## WHAT THE TASK REQUIRES
Entries follow. Set all of them down as they stand.

— START OF TASK INPUTS —

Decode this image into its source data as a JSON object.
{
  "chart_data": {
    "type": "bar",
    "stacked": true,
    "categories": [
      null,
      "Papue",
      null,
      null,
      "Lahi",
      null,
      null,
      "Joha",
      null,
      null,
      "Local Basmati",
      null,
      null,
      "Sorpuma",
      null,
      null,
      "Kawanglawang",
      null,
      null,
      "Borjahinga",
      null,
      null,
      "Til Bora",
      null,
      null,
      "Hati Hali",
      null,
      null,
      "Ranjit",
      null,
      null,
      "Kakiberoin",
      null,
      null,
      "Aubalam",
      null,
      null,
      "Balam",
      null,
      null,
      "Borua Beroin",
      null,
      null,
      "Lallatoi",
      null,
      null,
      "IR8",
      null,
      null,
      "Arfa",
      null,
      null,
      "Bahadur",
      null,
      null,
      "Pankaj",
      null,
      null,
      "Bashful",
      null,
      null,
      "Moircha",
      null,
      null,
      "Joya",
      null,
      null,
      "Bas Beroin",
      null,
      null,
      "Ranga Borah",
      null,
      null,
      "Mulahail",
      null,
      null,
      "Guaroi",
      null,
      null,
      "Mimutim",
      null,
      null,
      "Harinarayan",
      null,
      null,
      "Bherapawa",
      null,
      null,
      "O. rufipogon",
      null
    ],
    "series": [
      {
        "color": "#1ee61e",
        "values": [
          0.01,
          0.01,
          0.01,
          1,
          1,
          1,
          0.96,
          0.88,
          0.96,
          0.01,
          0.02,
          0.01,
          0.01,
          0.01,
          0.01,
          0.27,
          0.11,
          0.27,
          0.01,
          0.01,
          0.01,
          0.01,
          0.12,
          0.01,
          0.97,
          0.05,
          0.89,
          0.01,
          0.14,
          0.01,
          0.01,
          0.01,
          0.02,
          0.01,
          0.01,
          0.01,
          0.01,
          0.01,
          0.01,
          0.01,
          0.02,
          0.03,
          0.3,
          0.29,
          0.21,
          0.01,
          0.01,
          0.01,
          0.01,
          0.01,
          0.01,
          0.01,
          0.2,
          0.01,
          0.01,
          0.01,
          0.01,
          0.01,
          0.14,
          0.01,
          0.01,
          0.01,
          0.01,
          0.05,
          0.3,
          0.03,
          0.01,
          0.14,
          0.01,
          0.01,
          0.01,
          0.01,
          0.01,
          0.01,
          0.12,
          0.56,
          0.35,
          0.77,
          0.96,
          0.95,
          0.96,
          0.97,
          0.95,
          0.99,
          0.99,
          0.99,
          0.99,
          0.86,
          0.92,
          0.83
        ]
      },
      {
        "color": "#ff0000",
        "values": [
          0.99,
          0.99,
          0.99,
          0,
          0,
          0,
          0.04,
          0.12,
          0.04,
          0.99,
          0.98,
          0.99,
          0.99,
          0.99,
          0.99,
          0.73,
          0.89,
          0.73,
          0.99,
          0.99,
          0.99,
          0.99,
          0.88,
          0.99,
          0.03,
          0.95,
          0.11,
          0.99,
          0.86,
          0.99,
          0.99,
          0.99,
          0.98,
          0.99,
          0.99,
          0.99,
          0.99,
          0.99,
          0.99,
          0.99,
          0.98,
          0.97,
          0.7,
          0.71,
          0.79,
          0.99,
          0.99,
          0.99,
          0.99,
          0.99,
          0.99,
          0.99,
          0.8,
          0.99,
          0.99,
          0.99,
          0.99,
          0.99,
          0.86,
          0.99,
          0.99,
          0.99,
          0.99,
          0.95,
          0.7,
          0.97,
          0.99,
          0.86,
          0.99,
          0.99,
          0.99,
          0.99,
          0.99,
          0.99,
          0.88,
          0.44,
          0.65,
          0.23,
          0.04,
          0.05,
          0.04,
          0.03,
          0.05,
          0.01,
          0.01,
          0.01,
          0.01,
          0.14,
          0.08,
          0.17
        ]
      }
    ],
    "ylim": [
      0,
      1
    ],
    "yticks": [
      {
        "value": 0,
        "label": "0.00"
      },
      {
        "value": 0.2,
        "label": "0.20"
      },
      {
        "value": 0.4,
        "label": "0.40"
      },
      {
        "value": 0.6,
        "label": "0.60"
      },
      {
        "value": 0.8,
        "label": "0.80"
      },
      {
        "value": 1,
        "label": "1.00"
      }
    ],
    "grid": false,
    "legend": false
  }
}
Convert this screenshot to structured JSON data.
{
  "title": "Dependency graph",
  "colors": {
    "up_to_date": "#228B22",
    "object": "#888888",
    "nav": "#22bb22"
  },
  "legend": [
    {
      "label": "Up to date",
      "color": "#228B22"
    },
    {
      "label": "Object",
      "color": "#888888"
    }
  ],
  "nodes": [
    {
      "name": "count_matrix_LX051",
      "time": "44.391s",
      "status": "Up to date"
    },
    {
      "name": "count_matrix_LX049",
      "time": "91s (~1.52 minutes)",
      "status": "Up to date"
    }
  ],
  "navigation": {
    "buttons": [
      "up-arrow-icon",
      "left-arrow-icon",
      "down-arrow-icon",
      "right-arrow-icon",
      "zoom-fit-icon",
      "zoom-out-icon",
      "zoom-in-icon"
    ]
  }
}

— END OF TASK INPUTS —

## EXERCISE RESULT
Decode this image into its source data as a JSON object.
{
  "chart_data": {
    "type": "bar",
    "stacked": true,
    "categories": [
      null,
      "Papue",
      null,
      null,
      "Lahi",
      null,
      null,
      "Joha",
      null,
      null,
      "Local Basmati",
      null,
      null,
      "Sorpuma",
      null,
      null,
      "Kawanglawang",
      null,
      null,
      "Borjahinga",
      null,
      null,
      "Til Bora",
      null,
      null,
      "Hati Hali",
      null,
      null,
      "Ranjit",
      null,
      null,
      "Kakiberoin",
      null,
      null,
      "Aubalam",
      null,
      null,
      "Balam",
      null,
      null,
      "Borua Beroin",
      null,
      null,
      "Lallatoi",
      null,
      null,
      "IR8",
      null,
      null,
      "Arfa",
      null,
      null,
      "Bahadur",
      null,
      null,
      "Pankaj",
      null,
      null,
      "Bashful",
      null,
      null,
      "Moircha",
      null,
      null,
      "Joya",
      null,
      null,
      "Bas Beroin",
      null,
      null,
      "Ranga Borah",
      null,
      null,
      "Mulahail",
      null,
      null,
      "Guaroi",
      null,
      null,
      "Mimutim",
      null,
      null,
      "Harinarayan",
      null,
      null,
      "Bherapawa",
      null,
      null,
      "O. rufipogon",
      null
    ],
    "series": [
      {
        "color": "#1ee61e",
        "values": [
          0.01,
          0.01,
          0.01,
          1,
          1,
          1,
          0.96,
          0.88,
          0.96,
          0.01,
          0.02,
          0.01,
          0.01,
          0.01,
          0.01,
          0.27,
          0.11,
          0.27,
          0.01,
          0.01,
          0.01,
          0.01,
          0.12,
          0.01,
          0.97,
          0.05,
          0.89,
          0.01,
          0.14,
          0.01,
          0.01,
          0.01,
          0.02,
          0.01,
          0.01,
          0.01,
          0.01,
          0.01,
          0.01,
          0.01,
          0.02,
          0.03,
          0.3,
          0.29,
          0.21,
          0.01,
          0.01,
          0.01,
          0.01,
          0.01,
          0.01,
          0.01,
          0.2,
          0.01,
          0.01,
          0.01,
          0.01,
          0.01,
          0.14,
          0.01,
          0.01,
          0.01,
          0.01,
          0.05,
          0.3,
          0.03,
          0.01,
          0.14,
          0.01,
          0.01,
          0.01,
          0.01,
          0.01,
          0.01,
          0.12,
          0.56,
          0.35,
          0.77,
          0.96,
          0.95,
          0.96,
          0.97,
          0.95,
          0.99,
          0.99,
          0.99,
          0.99,
          0.86,
          0.92,
          0.83
        ]
      },
      {
        "color": "#ff0000",
        "values": [
          0.99,
          0.99,
          0.99,
          0,
          0,
          0,
          0.04,
          0.12,
          0.04,
          0.99,
          0.98,
          0.99,
          0.99,
          0.99,
          0.99,
          0.73,
          0.89,
          0.73,
          0.99,
          0.99,
          0.99,
          0.99,
          0.88,
          0.99,
          0.03,
          0.95,
          0.11,
          0.99,
          0.86,
          0.99,
          0.99,
          0.99,
          0.98,
          0.99,
          0.99,
          0.99,
          0.99,
          0.99,
          0.99,
          0.99,
          0.98,
          0.97,
          0.7,
          0.71,
          0.79,
          0.99,
          0.99,
          0.99,
          0.99,
          0.99,
          0.99,
          0.99,
          0.8,
          0.99,
          0.99,
          0.99,
          0.99,
          0.99,
          0.86,
          0.99,
          0.99,
          0.99,
          0.99,
          0.95,
          0.7,
          0.97,
          0.99,
          0.86,
          0.99,
          0.99,
          0.99,
          0.99,
          0.99,
          0.99,
          0.88,
          0.44,
          0.65,
          0.23,
          0.04,
          0.05,
          0.04,
          0.03,
          0.05,
          0.01,
          0.01,
          0.01,
          0.01,
          0.14,
          0.08,
          0.17
        ]
      }
    ],
    "ylim": [
      0,
      1
    ],
    "yticks": [
      {
        "value": 0,
        "label": "0.00"
      },
      {
        "value": 0.2,
        "label": "0.20"
      },
      {
        "value": 0.4,
        "label": "0.40"
      },
      {
        "value": 0.6,
        "label": "0.60"
      },
      {
        "value": 0.8,
        "label": "0.80"
      },
      {
        "value": 1,
        "label": "1.00"
      }
    ],
    "grid": false,
    "legend": false
  }
}
Convert this screenshot to structured JSON data.
{
  "title": "Dependency graph",
  "colors": {
    "up_to_date": "#228B22",
    "object": "#888888",
    "nav": "#22bb22"
  },
  "legend": [
    {
      "label": "Up to date",
      "color": "#228B22"
    },
    {
      "label": "Object",
      "color": "#888888"
    }
  ],
  "nodes": [
    {
      "name": "count_matrix_LX051",
      "time": "44.391s",
      "status": "Up to date"
    },
    {
      "name": "count_matrix_LX049",
      "time": "91s (~1.52 minutes)",
      "status": "Up to date"
    }
  ],
  "navigation": {
    "buttons": [
      "up-arrow-icon",
      "left-arrow-icon",
      "down-arrow-icon",
      "right-arrow-icon",
      "zoom-fit-icon",
      "zoom-out-icon",
      "zoom-in-icon"
    ]
  }
}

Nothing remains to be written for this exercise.